Task goal: Every entry must be duplicated precisely as written.

Given records:

━━━━━━━━━━━━━━━━━━━━

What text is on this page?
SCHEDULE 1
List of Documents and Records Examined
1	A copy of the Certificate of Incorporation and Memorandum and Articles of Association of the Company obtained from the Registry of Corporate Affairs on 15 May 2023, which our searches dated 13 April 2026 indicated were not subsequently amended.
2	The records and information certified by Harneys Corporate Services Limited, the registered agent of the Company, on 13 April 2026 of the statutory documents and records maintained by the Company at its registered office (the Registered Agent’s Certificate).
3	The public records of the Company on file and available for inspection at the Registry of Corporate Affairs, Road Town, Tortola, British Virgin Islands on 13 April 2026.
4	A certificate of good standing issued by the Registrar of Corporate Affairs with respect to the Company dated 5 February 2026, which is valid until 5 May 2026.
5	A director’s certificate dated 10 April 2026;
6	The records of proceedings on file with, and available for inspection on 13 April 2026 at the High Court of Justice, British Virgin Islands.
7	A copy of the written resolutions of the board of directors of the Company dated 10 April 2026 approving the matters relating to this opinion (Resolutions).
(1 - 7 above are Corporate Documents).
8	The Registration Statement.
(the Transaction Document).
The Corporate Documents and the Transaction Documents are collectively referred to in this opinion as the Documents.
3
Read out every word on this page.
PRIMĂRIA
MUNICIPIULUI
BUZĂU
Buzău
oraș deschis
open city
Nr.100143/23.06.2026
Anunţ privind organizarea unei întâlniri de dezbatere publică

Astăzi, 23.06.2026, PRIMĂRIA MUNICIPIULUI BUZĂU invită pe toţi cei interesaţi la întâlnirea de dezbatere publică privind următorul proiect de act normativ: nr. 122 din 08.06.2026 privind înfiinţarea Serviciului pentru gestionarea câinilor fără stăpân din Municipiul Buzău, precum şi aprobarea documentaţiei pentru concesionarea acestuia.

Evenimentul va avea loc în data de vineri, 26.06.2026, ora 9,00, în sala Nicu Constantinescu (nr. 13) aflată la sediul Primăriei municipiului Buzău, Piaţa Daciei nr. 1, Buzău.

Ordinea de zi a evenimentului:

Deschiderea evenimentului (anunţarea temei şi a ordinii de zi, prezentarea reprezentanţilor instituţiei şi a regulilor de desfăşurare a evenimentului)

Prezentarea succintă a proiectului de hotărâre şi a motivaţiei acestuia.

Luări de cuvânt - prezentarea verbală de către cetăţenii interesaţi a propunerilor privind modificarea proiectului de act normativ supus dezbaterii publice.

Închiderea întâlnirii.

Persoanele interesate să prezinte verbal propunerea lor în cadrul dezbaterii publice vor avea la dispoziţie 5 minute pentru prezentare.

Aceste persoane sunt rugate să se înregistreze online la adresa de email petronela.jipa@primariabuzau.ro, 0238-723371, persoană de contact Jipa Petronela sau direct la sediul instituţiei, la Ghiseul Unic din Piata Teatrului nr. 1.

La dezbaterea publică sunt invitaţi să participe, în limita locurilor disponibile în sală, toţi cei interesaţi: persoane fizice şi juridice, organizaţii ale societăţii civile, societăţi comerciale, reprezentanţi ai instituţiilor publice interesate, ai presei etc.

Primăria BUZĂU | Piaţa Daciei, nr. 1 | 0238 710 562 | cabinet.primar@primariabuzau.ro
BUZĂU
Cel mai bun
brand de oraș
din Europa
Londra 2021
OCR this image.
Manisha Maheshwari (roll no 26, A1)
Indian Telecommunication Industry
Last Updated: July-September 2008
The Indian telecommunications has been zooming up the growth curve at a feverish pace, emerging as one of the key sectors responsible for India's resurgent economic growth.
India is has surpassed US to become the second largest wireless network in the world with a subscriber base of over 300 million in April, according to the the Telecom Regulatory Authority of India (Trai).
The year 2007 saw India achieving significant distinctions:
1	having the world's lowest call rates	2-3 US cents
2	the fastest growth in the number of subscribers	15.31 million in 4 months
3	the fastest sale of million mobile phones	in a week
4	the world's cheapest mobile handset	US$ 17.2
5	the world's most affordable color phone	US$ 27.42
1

━━━━━━━━━━━━━━━━━━━━

Final result:
What text is on this page?
SCHEDULE 1
List of Documents and Records Examined
1	A copy of the Certificate of Incorporation and Memorandum and Articles of Association of the Company obtained from the Registry of Corporate Affairs on 15 May 2023, which our searches dated 13 April 2026 indicated were not subsequently amended.
2	The records and information certified by Harneys Corporate Services Limited, the registered agent of the Company, on 13 April 2026 of the statutory documents and records maintained by the Company at its registered office (the Registered Agent’s Certificate).
3	The public records of the Company on file and available for inspection at the Registry of Corporate Affairs, Road Town, Tortola, British Virgin Islands on 13 April 2026.
4	A certificate of good standing issued by the Registrar of Corporate Affairs with respect to the Company dated 5 February 2026, which is valid until 5 May 2026.
5	A director’s certificate dated 10 April 2026;
6	The records of proceedings on file with, and available for inspection on 13 April 2026 at the High Court of Justice, British Virgin Islands.
7	A copy of the written resolutions of the board of directors of the Company dated 10 April 2026 approving the matters relating to this opinion (Resolutions).
(1 - 7 above are Corporate Documents).
8	The Registration Statement.
(the Transaction Document).
The Corporate Documents and the Transaction Documents are collectively referred to in this opinion as the Documents.
3
Read out every word on this page.
PRIMĂRIA
MUNICIPIULUI
BUZĂU
Buzău
oraș deschis
open city
Nr.100143/23.06.2026
Anunţ privind organizarea unei întâlniri de dezbatere publică

Astăzi, 23.06.2026, PRIMĂRIA MUNICIPIULUI BUZĂU invită pe toţi cei interesaţi la întâlnirea de dezbatere publică privind următorul proiect de act normativ: nr. 122 din 08.06.2026 privind înfiinţarea Serviciului pentru gestionarea câinilor fără stăpân din Municipiul Buzău, precum şi aprobarea documentaţiei pentru concesionarea acestuia.

Evenimentul va avea loc în data de vineri, 26.06.2026, ora 9,00, în sala Nicu Constantinescu (nr. 13) aflată la sediul Primăriei municipiului Buzău, Piaţa Daciei nr. 1, Buzău.

Ordinea de zi a evenimentului:

Deschiderea evenimentului (anunţarea temei şi a ordinii de zi, prezentarea reprezentanţilor instituţiei şi a regulilor de desfăşurare a evenimentului)

Prezentarea succintă a proiectului de hotărâre şi a motivaţiei acestuia.

Luări de cuvânt - prezentarea verbală de către cetăţenii interesaţi a propunerilor privind modificarea proiectului de act normativ supus dezbaterii publice.

Închiderea întâlnirii.

Persoanele interesate să prezinte verbal propunerea lor în cadrul dezbaterii publice vor avea la dispoziţie 5 minute pentru prezentare.

Aceste persoane sunt rugate să se înregistreze online la adresa de email petronela.jipa@primariabuzau.ro, 0238-723371, persoană de contact Jipa Petronela sau direct la sediul instituţiei, la Ghiseul Unic din Piata Teatrului nr. 1.

La dezbaterea publică sunt invitaţi să participe, în limita locurilor disponibile în sală, toţi cei interesaţi: persoane fizice şi juridice, organizaţii ale societăţii civile, societăţi comerciale, reprezentanţi ai instituţiilor publice interesate, ai presei etc.

Primăria BUZĂU | Piaţa Daciei, nr. 1 | 0238 710 562 | cabinet.primar@primariabuzau.ro
BUZĂU
Cel mai bun
brand de oraș
din Europa
Londra 2021
OCR this image.
Manisha Maheshwari (roll no 26, A1)
Indian Telecommunication Industry
Last Updated: July-September 2008
The Indian telecommunications has been zooming up the growth curve at a feverish pace, emerging as one of the key sectors responsible for India's resurgent economic growth.
India is has surpassed US to become the second largest wireless network in the world with a subscriber base of over 300 million in April, according to the the Telecom Regulatory Authority of India (Trai).
The year 2007 saw India achieving significant distinctions:
1	having the world's lowest call rates	2-3 US cents
2	the fastest growth in the number of subscribers	15.31 million in 4 months
3	the fastest sale of million mobile phones	in a week
4	the world's cheapest mobile handset	US$ 17.2
5	the world's most affordable color phone	US$ 27.42
1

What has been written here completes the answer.